— AIM —
Copy out each line that mentions the word "本大题共".

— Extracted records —
[start]

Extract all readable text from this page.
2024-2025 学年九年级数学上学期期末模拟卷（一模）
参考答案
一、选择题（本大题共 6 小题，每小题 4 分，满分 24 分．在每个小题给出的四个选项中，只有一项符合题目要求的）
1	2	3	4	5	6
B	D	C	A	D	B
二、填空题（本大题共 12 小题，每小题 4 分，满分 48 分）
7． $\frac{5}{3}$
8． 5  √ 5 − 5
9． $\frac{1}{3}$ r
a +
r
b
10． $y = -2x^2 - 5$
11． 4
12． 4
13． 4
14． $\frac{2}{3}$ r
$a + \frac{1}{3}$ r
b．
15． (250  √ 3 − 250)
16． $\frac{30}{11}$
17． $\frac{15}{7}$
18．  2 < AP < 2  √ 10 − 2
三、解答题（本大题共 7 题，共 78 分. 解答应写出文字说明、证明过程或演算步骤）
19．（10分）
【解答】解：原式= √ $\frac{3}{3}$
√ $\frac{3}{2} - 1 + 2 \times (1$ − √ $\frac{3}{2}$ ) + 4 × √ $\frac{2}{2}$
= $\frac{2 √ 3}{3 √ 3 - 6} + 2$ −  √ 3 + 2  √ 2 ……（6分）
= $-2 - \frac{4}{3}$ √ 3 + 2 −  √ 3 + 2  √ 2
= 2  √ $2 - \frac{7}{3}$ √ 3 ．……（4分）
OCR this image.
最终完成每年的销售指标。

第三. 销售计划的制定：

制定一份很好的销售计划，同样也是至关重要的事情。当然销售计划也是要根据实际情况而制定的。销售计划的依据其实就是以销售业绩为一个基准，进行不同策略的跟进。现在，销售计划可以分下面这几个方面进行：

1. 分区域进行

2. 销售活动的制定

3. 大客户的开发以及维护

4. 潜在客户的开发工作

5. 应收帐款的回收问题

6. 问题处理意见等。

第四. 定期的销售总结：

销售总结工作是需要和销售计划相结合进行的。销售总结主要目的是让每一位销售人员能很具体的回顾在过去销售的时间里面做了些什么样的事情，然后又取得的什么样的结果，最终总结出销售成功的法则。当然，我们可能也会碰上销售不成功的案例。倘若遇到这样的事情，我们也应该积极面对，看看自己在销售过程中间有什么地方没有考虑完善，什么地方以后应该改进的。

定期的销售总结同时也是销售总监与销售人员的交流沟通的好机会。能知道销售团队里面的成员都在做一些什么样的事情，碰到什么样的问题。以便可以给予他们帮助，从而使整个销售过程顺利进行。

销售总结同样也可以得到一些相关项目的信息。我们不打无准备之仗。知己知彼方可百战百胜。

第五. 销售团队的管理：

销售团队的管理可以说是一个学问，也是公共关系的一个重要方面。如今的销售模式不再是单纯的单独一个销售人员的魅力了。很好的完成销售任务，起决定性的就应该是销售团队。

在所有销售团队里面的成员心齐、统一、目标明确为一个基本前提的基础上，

[end]

— RESPONSE —
一、选择题（本大题共 6 小题，每小题 4 分，满分 24 分．在每个小题给出的四个选项中，只有一项符合题目要求的）
二、填空题（本大题共 12 小题，每小题 4 分，满分 48 分）
三、解答题（本大题共 7 题，共 78 分. 解答应写出文字说明、证明过程或演算步骤）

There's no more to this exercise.